REQUIRED TASK: Exclude the pictures; give every entry again exactly as written.

# EXTRACTED RECORDS start

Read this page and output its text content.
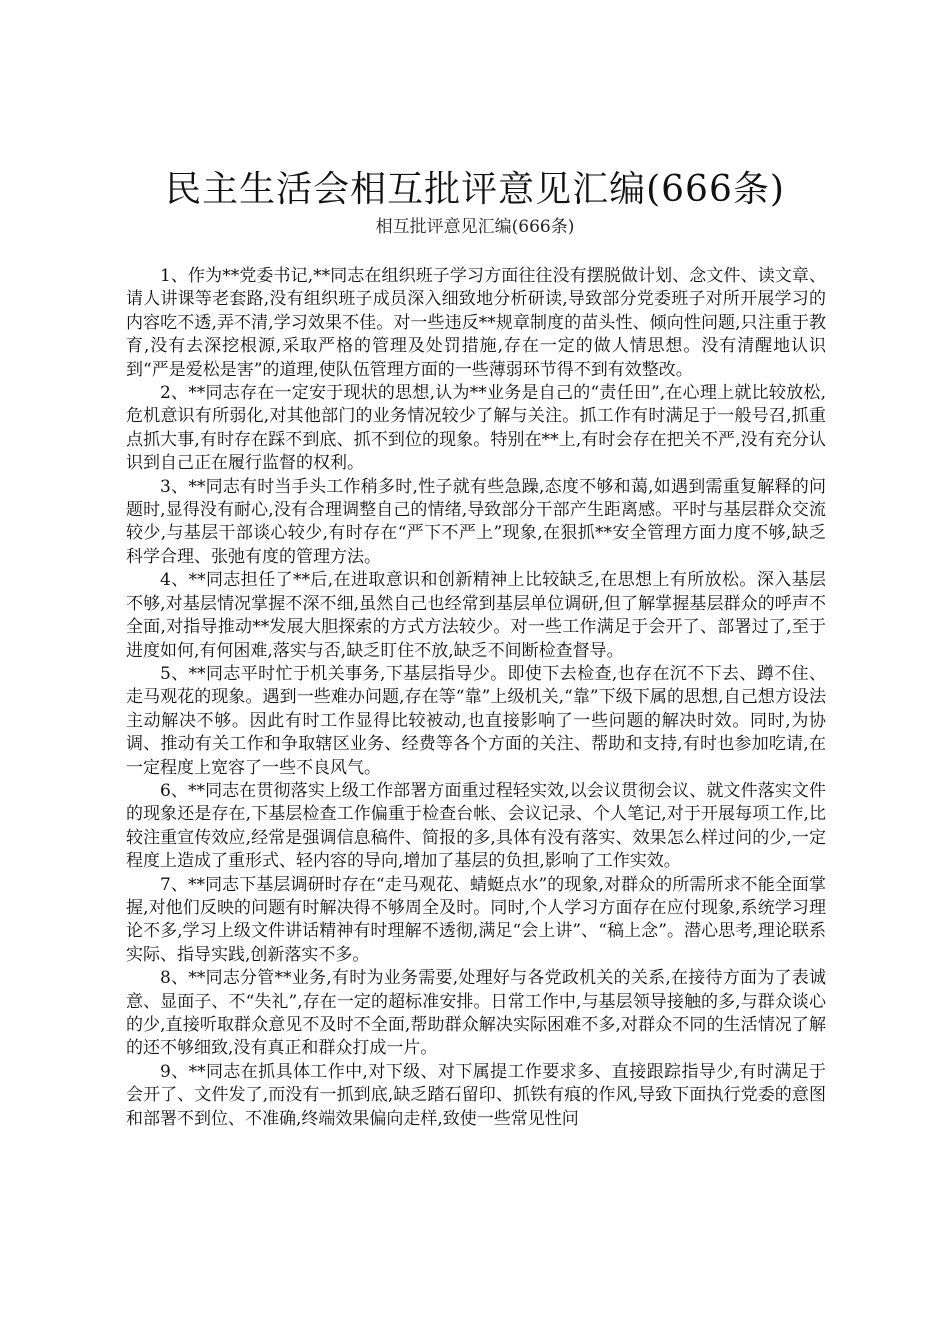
民主生活会相互批评意见汇编(666条)
相互批评意见汇编(666条)

1、作为**党委书记,**同志在组织班子学习方面往往没有摆脱做计划、念文件、读文章、请人讲课等老套路,没有组织班子成员深入细致地分析研读,导致部分党委班子对所开展学习的内容吃不透,弄不清,学习效果不佳。对一些违反**规章制度的苗头性、倾向性问题,只注重于教育,没有去深挖根源,采取严格的管理及处罚措施,存在一定的做人情思想。没有清醒地认识到“严是爱松是害”的道理,使队伍管理方面的一些薄弱环节得不到有效整改。

2、**同志存在一定安于现状的思想,认为**业务是自己的“责任田”,在心理上就比较放松,危机意识有所弱化,对其他部门的业务情况较少了解与关注。抓工作有时满足于一般号召,抓重点抓大事,有时存在踩不到底、抓不到位的现象。特别在**上,有时会存在把关不严,没有充分认识到自己正在履行监督的权利。

3、**同志有时当手头工作稍多时,性子就有些急躁,态度不够和蔼,如遇到需重复解释的问题时,显得没有耐心,没有合理调整自己的情绪,导致部分干部产生距离感。平时与基层群众交流较少,与基层干部谈心较少,有时存在“严下不严上”现象,在狠抓**安全管理方面力度不够,缺乏科学合理、张弛有度的管理方法。

4、**同志担任了**后,在进取意识和创新精神上比较缺乏,在思想上有所放松。深入基层不够,对基层情况掌握不深不细,虽然自己也经常到基层单位调研,但了解掌握基层群众的呼声不全面,对指导推动**发展大胆探索的方式方法较少。对一些工作满足于会开了、部署过了,至于进度如何,有何困难,落实与否,缺乏盯住不放,缺乏不间断检查督导。

5、**同志平时忙于机关事务,下基层指导少。即使下去检查,也存在沉不下去、蹲不住、走马观花的现象。遇到一些难办问题,存在等“靠”上级机关,“靠”下级下属的思想,自己想方设法主动解决不够。因此有时工作显得比较被动,也直接影响了一些问题的解决时效。同时,为协调、推动有关工作和争取辖区业务、经费等各个方面的关注、帮助和支持,有时也参加吃请,在一定程度上宽容了一些不良风气。

6、**同志在贯彻落实上级工作部署方面重过程轻实效,以会议贯彻会议、就文件落实文件的现象还是存在,下基层检查工作偏重于检查台帐、会议记录、个人笔记,对于开展每项工作,比较注重宣传效应,经常是强调信息稿件、简报的多,具体有没有落实、效果怎么样过问的少,一定程度上造成了重形式、轻内容的导向,增加了基层的负担,影响了工作实效。

7、**同志下基层调研时存在“走马观花、蜻蜓点水”的现象,对群众的所需所求不能全面掌握,对他们反映的问题有时解决得不够周全及时。同时,个人学习方面存在应付现象,系统学习理论不多,学习上级文件讲话精神有时理解不透彻,满足“会上讲”、“稿上念”。潜心思考,理论联系实际、指导实践,创新落实不多。

8、**同志分管**业务,有时为业务需要,处理好与各党政机关的关系,在接待方面为了表诚意、显面子、不“失礼”,存在一定的超标准安排。日常工作中,与基层领导接触的多,与群众谈心的少,直接听取群众意见不及时不全面,帮助群众解决实际困难不多,对群众不同的生活情况了解的还不够细致,没有真正和群众打成一片。

9、**同志在抓具体工作中,对下级、对下属提工作要求多、直接跟踪指导少,有时满足于会开了、文件发了,而没有一抓到底,缺乏踏石留印、抓铁有痕的作风,导致下面执行党委的意图和部署不到位、不准确,终端效果偏向走样,致使一些常见性问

# EXTRACTED RECORDS end

RESPONSE TO THIS TASK:
Read this page and output its text content.
民主生活会相互批评意见汇编(666条)
相互批评意见汇编(666条)

1、作为**党委书记,**同志在组织班子学习方面往往没有摆脱做计划、念文件、读文章、请人讲课等老套路,没有组织班子成员深入细致地分析研读,导致部分党委班子对所开展学习的内容吃不透,弄不清,学习效果不佳。对一些违反**规章制度的苗头性、倾向性问题,只注重于教育,没有去深挖根源,采取严格的管理及处罚措施,存在一定的做人情思想。没有清醒地认识到“严是爱松是害”的道理,使队伍管理方面的一些薄弱环节得不到有效整改。

2、**同志存在一定安于现状的思想,认为**业务是自己的“责任田”,在心理上就比较放松,危机意识有所弱化,对其他部门的业务情况较少了解与关注。抓工作有时满足于一般号召,抓重点抓大事,有时存在踩不到底、抓不到位的现象。特别在**上,有时会存在把关不严,没有充分认识到自己正在履行监督的权利。

3、**同志有时当手头工作稍多时,性子就有些急躁,态度不够和蔼,如遇到需重复解释的问题时,显得没有耐心,没有合理调整自己的情绪,导致部分干部产生距离感。平时与基层群众交流较少,与基层干部谈心较少,有时存在“严下不严上”现象,在狠抓**安全管理方面力度不够,缺乏科学合理、张弛有度的管理方法。

4、**同志担任了**后,在进取意识和创新精神上比较缺乏,在思想上有所放松。深入基层不够,对基层情况掌握不深不细,虽然自己也经常到基层单位调研,但了解掌握基层群众的呼声不全面,对指导推动**发展大胆探索的方式方法较少。对一些工作满足于会开了、部署过了,至于进度如何,有何困难,落实与否,缺乏盯住不放,缺乏不间断检查督导。

5、**同志平时忙于机关事务,下基层指导少。即使下去检查,也存在沉不下去、蹲不住、走马观花的现象。遇到一些难办问题,存在等“靠”上级机关,“靠”下级下属的思想,自己想方设法主动解决不够。因此有时工作显得比较被动,也直接影响了一些问题的解决时效。同时,为协调、推动有关工作和争取辖区业务、经费等各个方面的关注、帮助和支持,有时也参加吃请,在一定程度上宽容了一些不良风气。

6、**同志在贯彻落实上级工作部署方面重过程轻实效,以会议贯彻会议、就文件落实文件的现象还是存在,下基层检查工作偏重于检查台帐、会议记录、个人笔记,对于开展每项工作,比较注重宣传效应,经常是强调信息稿件、简报的多,具体有没有落实、效果怎么样过问的少,一定程度上造成了重形式、轻内容的导向,增加了基层的负担,影响了工作实效。

7、**同志下基层调研时存在“走马观花、蜻蜓点水”的现象,对群众的所需所求不能全面掌握,对他们反映的问题有时解决得不够周全及时。同时,个人学习方面存在应付现象,系统学习理论不多,学习上级文件讲话精神有时理解不透彻,满足“会上讲”、“稿上念”。潜心思考,理论联系实际、指导实践,创新落实不多。

8、**同志分管**业务,有时为业务需要,处理好与各党政机关的关系,在接待方面为了表诚意、显面子、不“失礼”,存在一定的超标准安排。日常工作中,与基层领导接触的多,与群众谈心的少,直接听取群众意见不及时不全面,帮助群众解决实际困难不多,对群众不同的生活情况了解的还不够细致,没有真正和群众打成一片。

9、**同志在抓具体工作中,对下级、对下属提工作要求多、直接跟踪指导少,有时满足于会开了、文件发了,而没有一抓到底,缺乏踏石留印、抓铁有痕的作风,导致下面执行党委的意图和部署不到位、不准确,终端效果偏向走样,致使一些常见性问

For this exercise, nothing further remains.